- **Records provided**
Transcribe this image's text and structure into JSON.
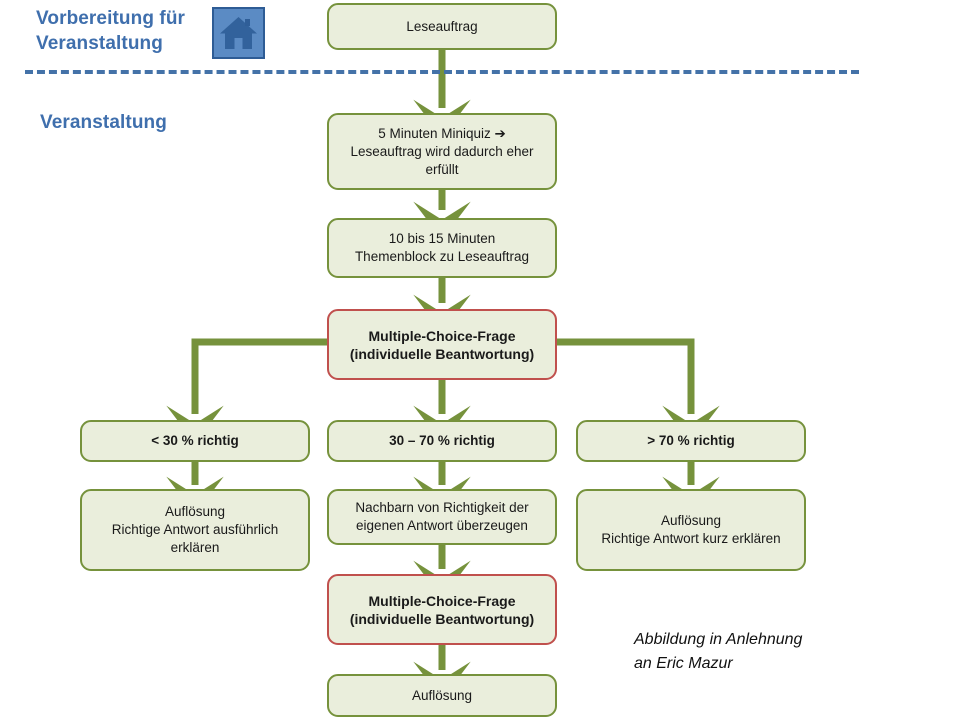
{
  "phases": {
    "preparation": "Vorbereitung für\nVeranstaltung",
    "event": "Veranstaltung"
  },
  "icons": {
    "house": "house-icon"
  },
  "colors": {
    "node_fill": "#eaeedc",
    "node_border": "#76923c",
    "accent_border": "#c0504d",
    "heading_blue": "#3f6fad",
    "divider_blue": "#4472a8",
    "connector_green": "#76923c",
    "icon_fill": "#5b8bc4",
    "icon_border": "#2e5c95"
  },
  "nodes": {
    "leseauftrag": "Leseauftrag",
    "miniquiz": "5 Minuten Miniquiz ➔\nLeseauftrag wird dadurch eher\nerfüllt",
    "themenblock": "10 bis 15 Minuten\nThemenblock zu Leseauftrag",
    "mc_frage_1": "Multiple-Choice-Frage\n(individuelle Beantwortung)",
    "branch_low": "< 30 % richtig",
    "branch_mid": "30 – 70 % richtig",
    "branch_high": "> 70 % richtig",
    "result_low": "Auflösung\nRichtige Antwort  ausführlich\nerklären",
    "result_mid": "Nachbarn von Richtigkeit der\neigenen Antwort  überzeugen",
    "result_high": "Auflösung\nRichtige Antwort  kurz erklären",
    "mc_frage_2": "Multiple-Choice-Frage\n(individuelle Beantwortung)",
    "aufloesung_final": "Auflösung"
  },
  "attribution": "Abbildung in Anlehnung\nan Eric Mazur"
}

- **Exercise goal**
Gather all the lines that include the word "nRichtige" and copy them out.

- **Full solution**
    "result_low": "Auflösung\nRichtige Antwort  ausführlich\nerklären",
    "result_high": "Auflösung\nRichtige Antwort  kurz erklären",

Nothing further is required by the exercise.